◆ Description of the task
Below are some records; give them all again exactly, but not the pictures.

◆ Material supplied
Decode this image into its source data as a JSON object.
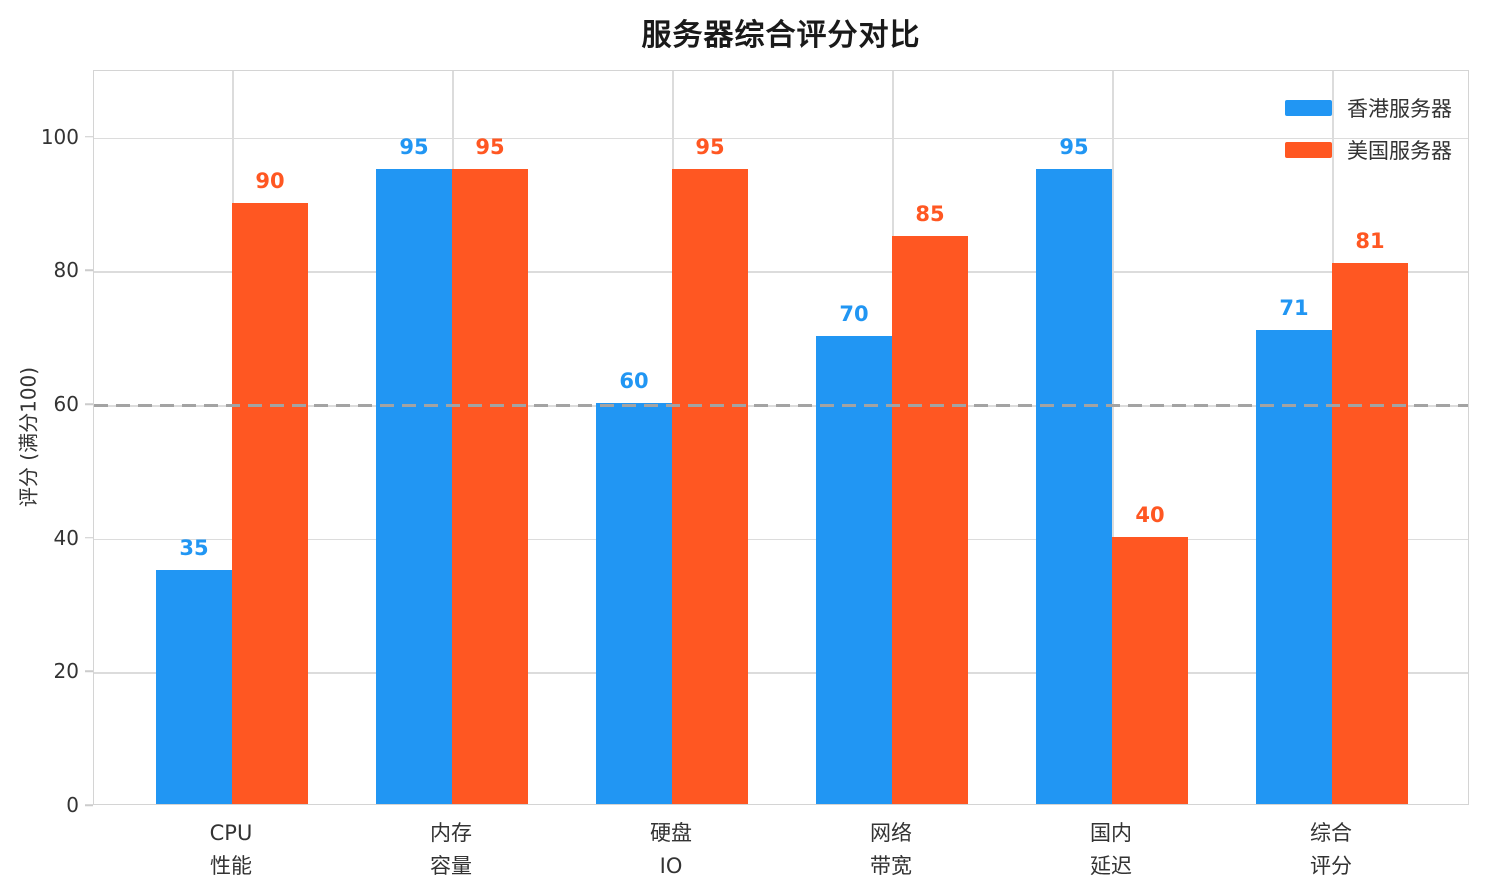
{
  "title": "服务器综合评分对比",
  "chart_data": {
    "type": "bar",
    "title": "服务器综合评分对比",
    "xlabel": "",
    "ylabel": "评分 (满分100)",
    "categories": [
      "CPU\n性能",
      "内存\n容量",
      "硬盘\nIO",
      "网络\n带宽",
      "国内\n延迟",
      "综合\n评分"
    ],
    "series": [
      {
        "name": "香港服务器",
        "color": "#2196F3",
        "values": [
          35,
          95,
          60,
          70,
          95,
          71
        ]
      },
      {
        "name": "美国服务器",
        "color": "#FF5722",
        "values": [
          90,
          95,
          95,
          85,
          40,
          81
        ]
      }
    ],
    "ylim": [
      0,
      110
    ],
    "yticks": [
      0,
      20,
      40,
      60,
      80,
      100
    ],
    "grid": true,
    "grid_color": "#dcdcdc",
    "legend_position": "upper right",
    "reference_line": {
      "y": 60,
      "style": "dashed",
      "color": "#a3a3a3"
    },
    "value_labels": true
  }
}
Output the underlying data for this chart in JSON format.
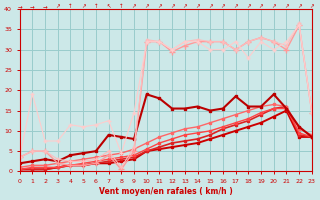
{
  "xlabel": "Vent moyen/en rafales ( km/h )",
  "bg_color": "#cce8e8",
  "grid_color": "#99cccc",
  "label_color": "#cc0000",
  "spine_color": "#cc0000",
  "xlim": [
    0,
    23
  ],
  "ylim": [
    0,
    40
  ],
  "xticks": [
    0,
    1,
    2,
    3,
    4,
    5,
    6,
    7,
    8,
    9,
    10,
    11,
    12,
    13,
    14,
    15,
    16,
    17,
    18,
    19,
    20,
    21,
    22,
    23
  ],
  "yticks": [
    0,
    5,
    10,
    15,
    20,
    25,
    30,
    35,
    40
  ],
  "series": [
    {
      "x": [
        0,
        1,
        2,
        3,
        4,
        5,
        6,
        7,
        8,
        9,
        10,
        11,
        12,
        13,
        14,
        15,
        16,
        17,
        18,
        19,
        20,
        21,
        22,
        23
      ],
      "y": [
        0.5,
        0.5,
        0.5,
        1.0,
        1.5,
        1.5,
        2.0,
        2.0,
        2.5,
        3.0,
        5.0,
        5.5,
        6.0,
        6.5,
        7.0,
        8.0,
        9.0,
        10.0,
        11.0,
        12.0,
        13.5,
        15.0,
        8.5,
        8.5
      ],
      "color": "#cc0000",
      "lw": 1.4,
      "marker": "s",
      "ms": 2.0
    },
    {
      "x": [
        0,
        1,
        2,
        3,
        4,
        5,
        6,
        7,
        8,
        9,
        10,
        11,
        12,
        13,
        14,
        15,
        16,
        17,
        18,
        19,
        20,
        21,
        22,
        23
      ],
      "y": [
        0.5,
        0.5,
        0.5,
        1.0,
        1.5,
        1.5,
        2.0,
        2.5,
        3.0,
        3.5,
        5.0,
        6.0,
        7.0,
        7.5,
        8.0,
        9.0,
        10.5,
        11.5,
        12.5,
        14.0,
        15.5,
        16.0,
        9.0,
        8.5
      ],
      "color": "#dd2222",
      "lw": 1.2,
      "marker": "s",
      "ms": 1.8
    },
    {
      "x": [
        0,
        1,
        2,
        3,
        4,
        5,
        6,
        7,
        8,
        9,
        10,
        11,
        12,
        13,
        14,
        15,
        16,
        17,
        18,
        19,
        20,
        21,
        22,
        23
      ],
      "y": [
        0.5,
        1.0,
        1.0,
        1.0,
        1.5,
        2.0,
        2.5,
        3.0,
        3.5,
        4.0,
        5.5,
        7.0,
        8.0,
        9.0,
        9.5,
        10.0,
        11.0,
        12.0,
        13.0,
        14.5,
        15.5,
        15.5,
        9.5,
        8.5
      ],
      "color": "#ff4444",
      "lw": 1.0,
      "marker": "s",
      "ms": 1.8
    },
    {
      "x": [
        0,
        1,
        2,
        3,
        4,
        5,
        6,
        7,
        8,
        9,
        10,
        11,
        12,
        13,
        14,
        15,
        16,
        17,
        18,
        19,
        20,
        21,
        22,
        23
      ],
      "y": [
        1.0,
        1.5,
        1.5,
        2.0,
        2.5,
        3.0,
        3.5,
        4.0,
        4.5,
        5.5,
        7.0,
        8.5,
        9.5,
        10.5,
        11.0,
        12.0,
        13.0,
        14.0,
        15.0,
        16.0,
        16.5,
        16.0,
        10.5,
        9.0
      ],
      "color": "#ff6666",
      "lw": 1.0,
      "marker": "s",
      "ms": 1.8
    },
    {
      "x": [
        0,
        1,
        2,
        3,
        4,
        5,
        6,
        7,
        8,
        9,
        10,
        11,
        12,
        13,
        14,
        15,
        16,
        17,
        18,
        19,
        20,
        21,
        22,
        23
      ],
      "y": [
        2.0,
        2.5,
        3.0,
        2.5,
        4.0,
        4.5,
        5.0,
        9.0,
        8.5,
        8.0,
        19.0,
        18.0,
        15.5,
        15.5,
        16.0,
        15.0,
        15.5,
        18.5,
        16.0,
        16.0,
        19.0,
        15.5,
        11.0,
        8.5
      ],
      "color": "#bb0000",
      "lw": 1.5,
      "marker": "s",
      "ms": 2.0
    },
    {
      "x": [
        0,
        1,
        2,
        3,
        4,
        5,
        6,
        7,
        8,
        9,
        10,
        11,
        12,
        13,
        14,
        15,
        16,
        17,
        18,
        19,
        20,
        21,
        22,
        23
      ],
      "y": [
        3.5,
        5.0,
        5.0,
        2.0,
        1.5,
        1.5,
        2.0,
        4.0,
        0.5,
        5.0,
        32.0,
        32.0,
        29.5,
        31.0,
        32.0,
        32.0,
        32.0,
        30.0,
        32.0,
        33.0,
        32.0,
        30.0,
        36.0,
        14.5
      ],
      "color": "#ff9999",
      "lw": 1.0,
      "marker": "+",
      "ms": 4
    },
    {
      "x": [
        0,
        1,
        2,
        3,
        4,
        5,
        6,
        7,
        8,
        9,
        10,
        11,
        12,
        13,
        14,
        15,
        16,
        17,
        18,
        19,
        20,
        21,
        22,
        23
      ],
      "y": [
        3.5,
        5.0,
        5.0,
        3.0,
        2.5,
        2.5,
        3.0,
        5.0,
        1.0,
        6.0,
        32.5,
        32.0,
        30.0,
        32.0,
        32.5,
        32.0,
        32.0,
        30.0,
        32.0,
        33.0,
        32.0,
        31.0,
        36.5,
        14.5
      ],
      "color": "#ffbbbb",
      "lw": 0.8,
      "marker": "+",
      "ms": 3.5
    },
    {
      "x": [
        0,
        1,
        2,
        3,
        4,
        5,
        6,
        7,
        8,
        9,
        10,
        11,
        12,
        13,
        14,
        15,
        16,
        17,
        18,
        19,
        20,
        21,
        22,
        23
      ],
      "y": [
        3.5,
        19.0,
        7.5,
        7.5,
        11.5,
        11.0,
        11.5,
        12.5,
        4.5,
        14.5,
        32.0,
        32.0,
        30.0,
        32.0,
        32.0,
        30.0,
        30.0,
        32.0,
        28.0,
        32.0,
        30.0,
        32.0,
        36.0,
        14.5
      ],
      "color": "#ffcccc",
      "lw": 0.8,
      "marker": "+",
      "ms": 3
    }
  ]
}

◆ Output of the exercise
Decode this image into its source data as a JSON object.
{
  "title": "服务器综合评分对比",
  "chart_data": {
    "type": "bar",
    "title": "服务器综合评分对比",
    "xlabel": "",
    "ylabel": "评分 (满分100)",
    "categories": [
      "CPU\n性能",
      "内存\n容量",
      "硬盘\nIO",
      "网络\n带宽",
      "国内\n延迟",
      "综合\n评分"
    ],
    "series": [
      {
        "name": "香港服务器",
        "color": "#2196F3",
        "values": [
          35,
          95,
          60,
          70,
          95,
          71
        ]
      },
      {
        "name": "美国服务器",
        "color": "#FF5722",
        "values": [
          90,
          95,
          95,
          85,
          40,
          81
        ]
      }
    ],
    "ylim": [
      0,
      110
    ],
    "yticks": [
      0,
      20,
      40,
      60,
      80,
      100
    ],
    "grid": true,
    "grid_color": "#dcdcdc",
    "legend_position": "upper right",
    "reference_line": {
      "y": 60,
      "style": "dashed",
      "color": "#a3a3a3"
    },
    "value_labels": true
  }
}
Output the underlying data for this chart in JSON format.
{
  "xlabel": "Vent moyen/en rafales ( km/h )",
  "bg_color": "#cce8e8",
  "grid_color": "#99cccc",
  "label_color": "#cc0000",
  "spine_color": "#cc0000",
  "xlim": [
    0,
    23
  ],
  "ylim": [
    0,
    40
  ],
  "xticks": [
    0,
    1,
    2,
    3,
    4,
    5,
    6,
    7,
    8,
    9,
    10,
    11,
    12,
    13,
    14,
    15,
    16,
    17,
    18,
    19,
    20,
    21,
    22,
    23
  ],
  "yticks": [
    0,
    5,
    10,
    15,
    20,
    25,
    30,
    35,
    40
  ],
  "series": [
    {
      "x": [
        0,
        1,
        2,
        3,
        4,
        5,
        6,
        7,
        8,
        9,
        10,
        11,
        12,
        13,
        14,
        15,
        16,
        17,
        18,
        19,
        20,
        21,
        22,
        23
      ],
      "y": [
        0.5,
        0.5,
        0.5,
        1.0,
        1.5,
        1.5,
        2.0,
        2.0,
        2.5,
        3.0,
        5.0,
        5.5,
        6.0,
        6.5,
        7.0,
        8.0,
        9.0,
        10.0,
        11.0,
        12.0,
        13.5,
        15.0,
        8.5,
        8.5
      ],
      "color": "#cc0000",
      "lw": 1.4,
      "marker": "s",
      "ms": 2.0
    },
    {
      "x": [
        0,
        1,
        2,
        3,
        4,
        5,
        6,
        7,
        8,
        9,
        10,
        11,
        12,
        13,
        14,
        15,
        16,
        17,
        18,
        19,
        20,
        21,
        22,
        23
      ],
      "y": [
        0.5,
        0.5,
        0.5,
        1.0,
        1.5,
        1.5,
        2.0,
        2.5,
        3.0,
        3.5,
        5.0,
        6.0,
        7.0,
        7.5,
        8.0,
        9.0,
        10.5,
        11.5,
        12.5,
        14.0,
        15.5,
        16.0,
        9.0,
        8.5
      ],
      "color": "#dd2222",
      "lw": 1.2,
      "marker": "s",
      "ms": 1.8
    },
    {
      "x": [
        0,
        1,
        2,
        3,
        4,
        5,
        6,
        7,
        8,
        9,
        10,
        11,
        12,
        13,
        14,
        15,
        16,
        17,
        18,
        19,
        20,
        21,
        22,
        23
      ],
      "y": [
        0.5,
        1.0,
        1.0,
        1.0,
        1.5,
        2.0,
        2.5,
        3.0,
        3.5,
        4.0,
        5.5,
        7.0,
        8.0,
        9.0,
        9.5,
        10.0,
        11.0,
        12.0,
        13.0,
        14.5,
        15.5,
        15.5,
        9.5,
        8.5
      ],
      "color": "#ff4444",
      "lw": 1.0,
      "marker": "s",
      "ms": 1.8
    },
    {
      "x": [
        0,
        1,
        2,
        3,
        4,
        5,
        6,
        7,
        8,
        9,
        10,
        11,
        12,
        13,
        14,
        15,
        16,
        17,
        18,
        19,
        20,
        21,
        22,
        23
      ],
      "y": [
        1.0,
        1.5,
        1.5,
        2.0,
        2.5,
        3.0,
        3.5,
        4.0,
        4.5,
        5.5,
        7.0,
        8.5,
        9.5,
        10.5,
        11.0,
        12.0,
        13.0,
        14.0,
        15.0,
        16.0,
        16.5,
        16.0,
        10.5,
        9.0
      ],
      "color": "#ff6666",
      "lw": 1.0,
      "marker": "s",
      "ms": 1.8
    },
    {
      "x": [
        0,
        1,
        2,
        3,
        4,
        5,
        6,
        7,
        8,
        9,
        10,
        11,
        12,
        13,
        14,
        15,
        16,
        17,
        18,
        19,
        20,
        21,
        22,
        23
      ],
      "y": [
        2.0,
        2.5,
        3.0,
        2.5,
        4.0,
        4.5,
        5.0,
        9.0,
        8.5,
        8.0,
        19.0,
        18.0,
        15.5,
        15.5,
        16.0,
        15.0,
        15.5,
        18.5,
        16.0,
        16.0,
        19.0,
        15.5,
        11.0,
        8.5
      ],
      "color": "#bb0000",
      "lw": 1.5,
      "marker": "s",
      "ms": 2.0
    },
    {
      "x": [
        0,
        1,
        2,
        3,
        4,
        5,
        6,
        7,
        8,
        9,
        10,
        11,
        12,
        13,
        14,
        15,
        16,
        17,
        18,
        19,
        20,
        21,
        22,
        23
      ],
      "y": [
        3.5,
        5.0,
        5.0,
        2.0,
        1.5,
        1.5,
        2.0,
        4.0,
        0.5,
        5.0,
        32.0,
        32.0,
        29.5,
        31.0,
        32.0,
        32.0,
        32.0,
        30.0,
        32.0,
        33.0,
        32.0,
        30.0,
        36.0,
        14.5
      ],
      "color": "#ff9999",
      "lw": 1.0,
      "marker": "+",
      "ms": 4
    },
    {
      "x": [
        0,
        1,
        2,
        3,
        4,
        5,
        6,
        7,
        8,
        9,
        10,
        11,
        12,
        13,
        14,
        15,
        16,
        17,
        18,
        19,
        20,
        21,
        22,
        23
      ],
      "y": [
        3.5,
        5.0,
        5.0,
        3.0,
        2.5,
        2.5,
        3.0,
        5.0,
        1.0,
        6.0,
        32.5,
        32.0,
        30.0,
        32.0,
        32.5,
        32.0,
        32.0,
        30.0,
        32.0,
        33.0,
        32.0,
        31.0,
        36.5,
        14.5
      ],
      "color": "#ffbbbb",
      "lw": 0.8,
      "marker": "+",
      "ms": 3.5
    },
    {
      "x": [
        0,
        1,
        2,
        3,
        4,
        5,
        6,
        7,
        8,
        9,
        10,
        11,
        12,
        13,
        14,
        15,
        16,
        17,
        18,
        19,
        20,
        21,
        22,
        23
      ],
      "y": [
        3.5,
        19.0,
        7.5,
        7.5,
        11.5,
        11.0,
        11.5,
        12.5,
        4.5,
        14.5,
        32.0,
        32.0,
        30.0,
        32.0,
        32.0,
        30.0,
        30.0,
        32.0,
        28.0,
        32.0,
        30.0,
        32.0,
        36.0,
        14.5
      ],
      "color": "#ffcccc",
      "lw": 0.8,
      "marker": "+",
      "ms": 3
    }
  ]
}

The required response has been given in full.